RECORDS PROVIDED:
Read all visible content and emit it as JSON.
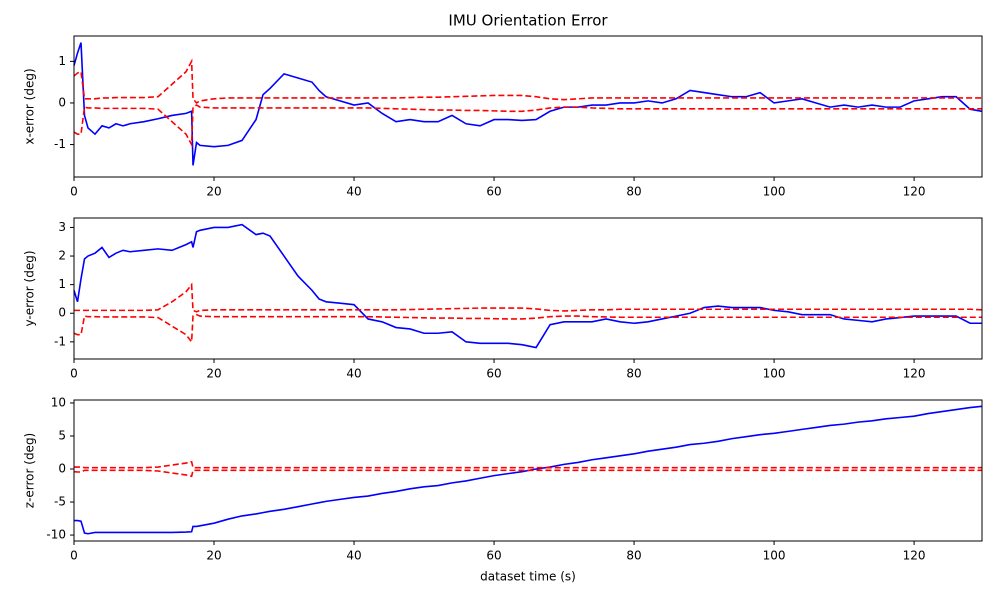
{
  "chart_data": [
    {
      "type": "line",
      "title": "IMU Orientation Error",
      "ylabel": "x-error (deg)",
      "x": [
        0,
        0.5,
        1,
        1.5,
        2,
        3,
        4,
        5,
        6,
        7,
        8,
        10,
        12,
        14,
        16,
        16.8,
        17,
        17.5,
        18,
        20,
        22,
        24,
        26,
        27,
        28,
        30,
        32,
        34,
        35,
        36,
        38,
        40,
        42,
        44,
        46,
        48,
        50,
        52,
        54,
        56,
        58,
        60,
        62,
        64,
        66,
        68,
        70,
        72,
        74,
        76,
        78,
        80,
        82,
        84,
        86,
        88,
        90,
        92,
        94,
        96,
        98,
        100,
        102,
        104,
        106,
        108,
        110,
        112,
        114,
        116,
        118,
        120,
        122,
        124,
        126,
        128,
        129.7
      ],
      "series": [
        {
          "color": "#0000ff",
          "linestyle": "solid",
          "values": [
            0.9,
            1.2,
            1.45,
            -0.3,
            -0.6,
            -0.75,
            -0.55,
            -0.6,
            -0.5,
            -0.55,
            -0.5,
            -0.45,
            -0.38,
            -0.3,
            -0.25,
            -0.2,
            -1.5,
            -0.95,
            -1.02,
            -1.05,
            -1.02,
            -0.9,
            -0.4,
            0.2,
            0.35,
            0.7,
            0.6,
            0.5,
            0.3,
            0.15,
            0.05,
            -0.05,
            0.0,
            -0.25,
            -0.45,
            -0.4,
            -0.45,
            -0.45,
            -0.3,
            -0.5,
            -0.55,
            -0.4,
            -0.4,
            -0.42,
            -0.4,
            -0.2,
            -0.1,
            -0.1,
            -0.05,
            -0.05,
            0.0,
            0.0,
            0.05,
            0.0,
            0.1,
            0.3,
            0.25,
            0.2,
            0.15,
            0.15,
            0.25,
            0.0,
            0.05,
            0.1,
            0.0,
            -0.1,
            -0.05,
            -0.1,
            -0.05,
            -0.1,
            -0.1,
            0.05,
            0.1,
            0.15,
            0.15,
            -0.15,
            -0.2
          ]
        },
        {
          "color": "#ff0000",
          "linestyle": "dashed",
          "values": [
            0.65,
            0.72,
            0.75,
            0.1,
            0.1,
            0.1,
            0.12,
            0.12,
            0.13,
            0.13,
            0.13,
            0.13,
            0.15,
            0.45,
            0.75,
            1.0,
            0.1,
            0.0,
            0.05,
            0.1,
            0.12,
            0.12,
            0.12,
            0.12,
            0.12,
            0.12,
            0.12,
            0.12,
            0.12,
            0.12,
            0.12,
            0.12,
            0.12,
            0.12,
            0.12,
            0.13,
            0.14,
            0.14,
            0.15,
            0.16,
            0.17,
            0.18,
            0.18,
            0.18,
            0.15,
            0.1,
            0.08,
            0.1,
            0.12,
            0.12,
            0.12,
            0.12,
            0.12,
            0.12,
            0.12,
            0.12,
            0.12,
            0.12,
            0.12,
            0.12,
            0.12,
            0.12,
            0.12,
            0.12,
            0.12,
            0.12,
            0.12,
            0.12,
            0.12,
            0.12,
            0.12,
            0.12,
            0.12,
            0.12,
            0.12,
            0.12,
            0.12
          ]
        },
        {
          "color": "#ff0000",
          "linestyle": "dashed",
          "values": [
            -0.7,
            -0.75,
            -0.75,
            -0.1,
            -0.12,
            -0.12,
            -0.13,
            -0.13,
            -0.13,
            -0.13,
            -0.13,
            -0.13,
            -0.15,
            -0.45,
            -0.75,
            -1.0,
            -0.1,
            -0.05,
            -0.1,
            -0.12,
            -0.12,
            -0.12,
            -0.12,
            -0.12,
            -0.12,
            -0.12,
            -0.12,
            -0.12,
            -0.12,
            -0.12,
            -0.12,
            -0.12,
            -0.12,
            -0.13,
            -0.14,
            -0.15,
            -0.16,
            -0.17,
            -0.17,
            -0.18,
            -0.18,
            -0.19,
            -0.2,
            -0.2,
            -0.17,
            -0.12,
            -0.1,
            -0.1,
            -0.12,
            -0.13,
            -0.14,
            -0.14,
            -0.14,
            -0.14,
            -0.14,
            -0.14,
            -0.14,
            -0.14,
            -0.14,
            -0.14,
            -0.14,
            -0.14,
            -0.14,
            -0.14,
            -0.14,
            -0.14,
            -0.14,
            -0.14,
            -0.14,
            -0.14,
            -0.14,
            -0.14,
            -0.14,
            -0.14,
            -0.14,
            -0.14,
            -0.14
          ]
        }
      ],
      "xlim": [
        0,
        129.7
      ],
      "xticks": [
        0,
        20,
        40,
        60,
        80,
        100,
        120
      ],
      "ylim": [
        -1.78,
        1.61
      ],
      "yticks": [
        -1,
        0,
        1
      ],
      "grid": false
    },
    {
      "type": "line",
      "ylabel": "y-error (deg)",
      "x": [
        0,
        0.5,
        1,
        1.5,
        2,
        3,
        4,
        5,
        6,
        7,
        8,
        10,
        12,
        14,
        16,
        16.8,
        17,
        17.5,
        18,
        20,
        22,
        24,
        26,
        27,
        28,
        30,
        32,
        34,
        35,
        36,
        38,
        40,
        42,
        44,
        46,
        48,
        50,
        52,
        54,
        56,
        58,
        60,
        62,
        64,
        66,
        68,
        70,
        72,
        74,
        76,
        78,
        80,
        82,
        84,
        86,
        88,
        90,
        92,
        94,
        96,
        98,
        100,
        102,
        104,
        106,
        108,
        110,
        112,
        114,
        116,
        118,
        120,
        122,
        124,
        126,
        128,
        129.7
      ],
      "series": [
        {
          "color": "#0000ff",
          "linestyle": "solid",
          "values": [
            0.8,
            0.4,
            1.2,
            1.9,
            2.0,
            2.1,
            2.3,
            1.95,
            2.1,
            2.2,
            2.15,
            2.2,
            2.25,
            2.2,
            2.4,
            2.5,
            2.3,
            2.85,
            2.9,
            3.0,
            3.0,
            3.1,
            2.75,
            2.8,
            2.7,
            2.0,
            1.3,
            0.8,
            0.5,
            0.4,
            0.35,
            0.3,
            -0.2,
            -0.3,
            -0.5,
            -0.55,
            -0.7,
            -0.7,
            -0.65,
            -1.0,
            -1.05,
            -1.05,
            -1.05,
            -1.1,
            -1.2,
            -0.4,
            -0.3,
            -0.3,
            -0.3,
            -0.2,
            -0.3,
            -0.35,
            -0.3,
            -0.2,
            -0.1,
            0.0,
            0.2,
            0.25,
            0.2,
            0.2,
            0.2,
            0.1,
            0.05,
            -0.05,
            -0.05,
            -0.05,
            -0.2,
            -0.25,
            -0.3,
            -0.2,
            -0.15,
            -0.1,
            -0.1,
            -0.1,
            -0.1,
            -0.35,
            -0.35
          ]
        },
        {
          "color": "#ff0000",
          "linestyle": "dashed",
          "values": [
            0.1,
            0.1,
            0.1,
            0.1,
            0.1,
            0.1,
            0.1,
            0.1,
            0.1,
            0.1,
            0.1,
            0.1,
            0.12,
            0.4,
            0.75,
            1.0,
            0.1,
            0.05,
            0.1,
            0.12,
            0.12,
            0.12,
            0.12,
            0.12,
            0.12,
            0.12,
            0.12,
            0.12,
            0.12,
            0.12,
            0.12,
            0.12,
            0.12,
            0.12,
            0.12,
            0.13,
            0.14,
            0.15,
            0.16,
            0.17,
            0.18,
            0.18,
            0.18,
            0.18,
            0.15,
            0.1,
            0.08,
            0.1,
            0.12,
            0.12,
            0.14,
            0.14,
            0.14,
            0.14,
            0.14,
            0.14,
            0.14,
            0.14,
            0.14,
            0.14,
            0.14,
            0.14,
            0.14,
            0.14,
            0.14,
            0.14,
            0.14,
            0.14,
            0.14,
            0.14,
            0.14,
            0.14,
            0.14,
            0.14,
            0.14,
            0.14,
            0.12
          ]
        },
        {
          "color": "#ff0000",
          "linestyle": "dashed",
          "values": [
            -0.7,
            -0.75,
            -0.75,
            -0.1,
            -0.12,
            -0.12,
            -0.13,
            -0.13,
            -0.13,
            -0.13,
            -0.13,
            -0.13,
            -0.15,
            -0.45,
            -0.75,
            -1.0,
            -0.1,
            -0.05,
            -0.1,
            -0.12,
            -0.12,
            -0.12,
            -0.12,
            -0.12,
            -0.12,
            -0.12,
            -0.12,
            -0.12,
            -0.12,
            -0.12,
            -0.12,
            -0.12,
            -0.12,
            -0.13,
            -0.14,
            -0.15,
            -0.16,
            -0.17,
            -0.17,
            -0.18,
            -0.18,
            -0.19,
            -0.2,
            -0.2,
            -0.17,
            -0.12,
            -0.1,
            -0.1,
            -0.12,
            -0.13,
            -0.14,
            -0.14,
            -0.14,
            -0.14,
            -0.14,
            -0.14,
            -0.14,
            -0.14,
            -0.14,
            -0.14,
            -0.14,
            -0.14,
            -0.14,
            -0.14,
            -0.14,
            -0.14,
            -0.14,
            -0.14,
            -0.14,
            -0.14,
            -0.14,
            -0.14,
            -0.14,
            -0.14,
            -0.14,
            -0.14,
            -0.14
          ]
        }
      ],
      "xlim": [
        0,
        129.7
      ],
      "xticks": [
        0,
        20,
        40,
        60,
        80,
        100,
        120
      ],
      "ylim": [
        -1.6,
        3.33
      ],
      "yticks": [
        -1,
        0,
        1,
        2,
        3
      ],
      "grid": false
    },
    {
      "type": "line",
      "ylabel": "z-error (deg)",
      "xlabel": "dataset time (s)",
      "x": [
        0,
        0.5,
        1,
        1.5,
        2,
        3,
        4,
        5,
        6,
        7,
        8,
        10,
        12,
        14,
        16,
        16.8,
        17,
        17.5,
        18,
        20,
        22,
        24,
        26,
        27,
        28,
        30,
        32,
        34,
        35,
        36,
        38,
        40,
        42,
        44,
        46,
        48,
        50,
        52,
        54,
        56,
        58,
        60,
        62,
        64,
        66,
        68,
        70,
        72,
        74,
        76,
        78,
        80,
        82,
        84,
        86,
        88,
        90,
        92,
        94,
        96,
        98,
        100,
        102,
        104,
        106,
        108,
        110,
        112,
        114,
        116,
        118,
        120,
        122,
        124,
        126,
        128,
        129.7
      ],
      "series": [
        {
          "color": "#0000ff",
          "linestyle": "solid",
          "values": [
            -7.8,
            -7.8,
            -7.9,
            -9.7,
            -9.8,
            -9.6,
            -9.6,
            -9.6,
            -9.6,
            -9.6,
            -9.6,
            -9.6,
            -9.6,
            -9.6,
            -9.55,
            -9.5,
            -8.7,
            -8.7,
            -8.6,
            -8.2,
            -7.6,
            -7.1,
            -6.8,
            -6.6,
            -6.4,
            -6.1,
            -5.7,
            -5.3,
            -5.1,
            -4.9,
            -4.6,
            -4.3,
            -4.1,
            -3.7,
            -3.4,
            -3.0,
            -2.7,
            -2.5,
            -2.1,
            -1.8,
            -1.4,
            -1.0,
            -0.7,
            -0.4,
            0.0,
            0.3,
            0.7,
            1.0,
            1.4,
            1.7,
            2.0,
            2.3,
            2.7,
            3.0,
            3.3,
            3.7,
            3.9,
            4.2,
            4.6,
            4.9,
            5.2,
            5.4,
            5.7,
            6.0,
            6.3,
            6.6,
            6.8,
            7.1,
            7.3,
            7.6,
            7.8,
            8.0,
            8.4,
            8.7,
            9.0,
            9.3,
            9.5
          ]
        },
        {
          "color": "#ff0000",
          "linestyle": "dashed",
          "values": [
            0.3,
            0.3,
            0.3,
            0.2,
            0.2,
            0.2,
            0.2,
            0.2,
            0.2,
            0.2,
            0.2,
            0.2,
            0.3,
            0.6,
            0.9,
            1.1,
            0.2,
            0.2,
            0.2,
            0.2,
            0.2,
            0.2,
            0.2,
            0.2,
            0.2,
            0.2,
            0.2,
            0.2,
            0.2,
            0.2,
            0.2,
            0.2,
            0.2,
            0.2,
            0.2,
            0.2,
            0.2,
            0.2,
            0.2,
            0.2,
            0.2,
            0.2,
            0.2,
            0.2,
            0.2,
            0.2,
            0.2,
            0.2,
            0.2,
            0.2,
            0.2,
            0.2,
            0.2,
            0.2,
            0.2,
            0.2,
            0.2,
            0.2,
            0.2,
            0.2,
            0.2,
            0.2,
            0.2,
            0.2,
            0.2,
            0.2,
            0.2,
            0.2,
            0.2,
            0.2,
            0.2,
            0.2,
            0.2,
            0.2,
            0.2,
            0.2,
            0.2
          ]
        },
        {
          "color": "#ff0000",
          "linestyle": "dashed",
          "values": [
            -0.4,
            -0.45,
            -0.45,
            -0.2,
            -0.2,
            -0.2,
            -0.2,
            -0.2,
            -0.2,
            -0.2,
            -0.2,
            -0.2,
            -0.3,
            -0.6,
            -0.9,
            -1.1,
            -0.2,
            -0.2,
            -0.2,
            -0.2,
            -0.2,
            -0.2,
            -0.2,
            -0.2,
            -0.2,
            -0.2,
            -0.2,
            -0.2,
            -0.2,
            -0.2,
            -0.2,
            -0.2,
            -0.2,
            -0.2,
            -0.2,
            -0.2,
            -0.2,
            -0.2,
            -0.2,
            -0.2,
            -0.2,
            -0.2,
            -0.2,
            -0.2,
            -0.2,
            -0.2,
            -0.2,
            -0.2,
            -0.2,
            -0.2,
            -0.2,
            -0.2,
            -0.2,
            -0.2,
            -0.2,
            -0.2,
            -0.2,
            -0.2,
            -0.2,
            -0.2,
            -0.2,
            -0.2,
            -0.2,
            -0.2,
            -0.2,
            -0.2,
            -0.2,
            -0.2,
            -0.2,
            -0.2,
            -0.2,
            -0.2,
            -0.2,
            -0.2,
            -0.2,
            -0.2,
            -0.2
          ]
        }
      ],
      "xlim": [
        0,
        129.7
      ],
      "xticks": [
        0,
        20,
        40,
        60,
        80,
        100,
        120
      ],
      "ylim": [
        -10.9,
        10.45
      ],
      "yticks": [
        -10,
        -5,
        0,
        5,
        10
      ],
      "grid": false
    }
  ]
}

WHAT YOU ARE ASKED TO DO: In the records above, find each line holding "ylabel" and copy it.

EXERCISE RESPONSE:
      "ylabel": "x-error (deg)",
      "ylabel": "y-error (deg)",
      "ylabel": "z-error (deg)",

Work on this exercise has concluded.